◆ Task brief
Reproduce the entries from the first line through the line containing "bar-86 bbox=[337, 265, 339, 363]", both included, substituting "chart-frame" for "plot-frame" and leaving everything else unchanged.

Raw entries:
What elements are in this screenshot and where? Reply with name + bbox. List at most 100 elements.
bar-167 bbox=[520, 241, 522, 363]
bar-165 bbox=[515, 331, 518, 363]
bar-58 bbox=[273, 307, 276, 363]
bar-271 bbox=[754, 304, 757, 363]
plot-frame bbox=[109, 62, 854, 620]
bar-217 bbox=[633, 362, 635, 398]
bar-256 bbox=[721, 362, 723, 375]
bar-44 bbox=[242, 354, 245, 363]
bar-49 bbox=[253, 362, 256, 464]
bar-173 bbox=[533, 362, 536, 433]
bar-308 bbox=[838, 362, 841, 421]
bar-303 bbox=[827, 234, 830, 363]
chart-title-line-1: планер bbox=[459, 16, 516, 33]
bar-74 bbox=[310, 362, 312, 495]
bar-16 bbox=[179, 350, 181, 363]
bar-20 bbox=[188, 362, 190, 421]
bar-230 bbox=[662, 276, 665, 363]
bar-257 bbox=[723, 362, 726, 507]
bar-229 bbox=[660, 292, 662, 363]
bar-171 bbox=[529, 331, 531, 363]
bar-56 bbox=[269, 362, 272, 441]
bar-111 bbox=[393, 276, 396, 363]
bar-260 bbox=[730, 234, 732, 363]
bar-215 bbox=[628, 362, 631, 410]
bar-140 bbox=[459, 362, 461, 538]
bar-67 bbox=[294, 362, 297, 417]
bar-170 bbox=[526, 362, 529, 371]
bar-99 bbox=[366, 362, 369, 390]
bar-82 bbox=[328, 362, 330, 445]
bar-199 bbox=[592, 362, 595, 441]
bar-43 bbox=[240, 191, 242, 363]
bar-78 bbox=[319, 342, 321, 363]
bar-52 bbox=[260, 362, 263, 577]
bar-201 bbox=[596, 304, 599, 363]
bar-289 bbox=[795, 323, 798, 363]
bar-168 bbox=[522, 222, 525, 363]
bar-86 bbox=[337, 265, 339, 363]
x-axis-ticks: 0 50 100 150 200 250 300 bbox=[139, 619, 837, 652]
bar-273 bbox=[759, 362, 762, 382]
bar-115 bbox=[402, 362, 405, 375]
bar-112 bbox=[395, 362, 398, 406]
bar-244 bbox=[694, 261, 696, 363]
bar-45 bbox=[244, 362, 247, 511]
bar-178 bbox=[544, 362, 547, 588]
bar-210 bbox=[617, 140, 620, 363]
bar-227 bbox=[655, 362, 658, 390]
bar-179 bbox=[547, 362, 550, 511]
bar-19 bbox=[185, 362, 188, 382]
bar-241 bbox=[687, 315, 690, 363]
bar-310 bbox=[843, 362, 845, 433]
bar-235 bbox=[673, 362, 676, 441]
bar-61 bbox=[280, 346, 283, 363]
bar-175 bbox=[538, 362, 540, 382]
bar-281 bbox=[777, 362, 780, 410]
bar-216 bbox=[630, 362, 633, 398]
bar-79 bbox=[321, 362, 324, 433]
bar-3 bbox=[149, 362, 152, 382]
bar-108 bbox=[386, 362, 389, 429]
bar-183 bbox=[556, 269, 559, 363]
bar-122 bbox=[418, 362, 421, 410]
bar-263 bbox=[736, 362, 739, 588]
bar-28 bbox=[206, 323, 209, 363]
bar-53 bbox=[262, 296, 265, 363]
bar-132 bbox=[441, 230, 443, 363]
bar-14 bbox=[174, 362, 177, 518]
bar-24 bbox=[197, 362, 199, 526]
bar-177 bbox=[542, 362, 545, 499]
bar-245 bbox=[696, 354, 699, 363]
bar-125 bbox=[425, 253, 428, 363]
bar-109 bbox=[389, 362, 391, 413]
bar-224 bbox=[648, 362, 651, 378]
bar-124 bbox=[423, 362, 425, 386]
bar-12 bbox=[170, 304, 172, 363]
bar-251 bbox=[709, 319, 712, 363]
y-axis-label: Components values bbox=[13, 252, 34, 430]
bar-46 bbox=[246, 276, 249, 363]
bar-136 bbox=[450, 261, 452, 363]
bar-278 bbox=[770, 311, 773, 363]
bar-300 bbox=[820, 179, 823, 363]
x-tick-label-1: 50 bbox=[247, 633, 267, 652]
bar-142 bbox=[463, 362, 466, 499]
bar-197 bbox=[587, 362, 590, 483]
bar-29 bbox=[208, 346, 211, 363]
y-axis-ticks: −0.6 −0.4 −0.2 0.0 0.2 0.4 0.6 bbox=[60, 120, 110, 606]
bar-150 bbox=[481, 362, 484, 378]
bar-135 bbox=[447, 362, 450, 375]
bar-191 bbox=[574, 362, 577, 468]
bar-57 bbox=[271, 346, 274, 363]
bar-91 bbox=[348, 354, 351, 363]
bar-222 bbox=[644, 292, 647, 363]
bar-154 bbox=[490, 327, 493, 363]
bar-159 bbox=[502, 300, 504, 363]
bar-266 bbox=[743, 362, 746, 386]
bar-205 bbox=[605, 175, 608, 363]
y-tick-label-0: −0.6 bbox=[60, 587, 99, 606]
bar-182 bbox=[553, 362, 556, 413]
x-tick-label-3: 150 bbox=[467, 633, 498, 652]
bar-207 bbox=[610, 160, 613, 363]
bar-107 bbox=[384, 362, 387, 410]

◆ Expected answer
What elements are in this screenshot and where? Reply with name + bbox. List at most 100 elements.
bar-167 bbox=[520, 241, 522, 363]
bar-165 bbox=[515, 331, 518, 363]
bar-58 bbox=[273, 307, 276, 363]
bar-271 bbox=[754, 304, 757, 363]
chart-frame bbox=[109, 62, 854, 620]
bar-217 bbox=[633, 362, 635, 398]
bar-256 bbox=[721, 362, 723, 375]
bar-44 bbox=[242, 354, 245, 363]
bar-49 bbox=[253, 362, 256, 464]
bar-173 bbox=[533, 362, 536, 433]
bar-308 bbox=[838, 362, 841, 421]
bar-303 bbox=[827, 234, 830, 363]
chart-title-line-1: планер bbox=[459, 16, 516, 33]
bar-74 bbox=[310, 362, 312, 495]
bar-16 bbox=[179, 350, 181, 363]
bar-20 bbox=[188, 362, 190, 421]
bar-230 bbox=[662, 276, 665, 363]
bar-257 bbox=[723, 362, 726, 507]
bar-229 bbox=[660, 292, 662, 363]
bar-171 bbox=[529, 331, 531, 363]
bar-56 bbox=[269, 362, 272, 441]
bar-111 bbox=[393, 276, 396, 363]
bar-260 bbox=[730, 234, 732, 363]
bar-215 bbox=[628, 362, 631, 410]
bar-140 bbox=[459, 362, 461, 538]
bar-67 bbox=[294, 362, 297, 417]
bar-170 bbox=[526, 362, 529, 371]
bar-99 bbox=[366, 362, 369, 390]
bar-82 bbox=[328, 362, 330, 445]
bar-199 bbox=[592, 362, 595, 441]
bar-43 bbox=[240, 191, 242, 363]
bar-78 bbox=[319, 342, 321, 363]
bar-52 bbox=[260, 362, 263, 577]
bar-201 bbox=[596, 304, 599, 363]
bar-289 bbox=[795, 323, 798, 363]
bar-168 bbox=[522, 222, 525, 363]
bar-86 bbox=[337, 265, 339, 363]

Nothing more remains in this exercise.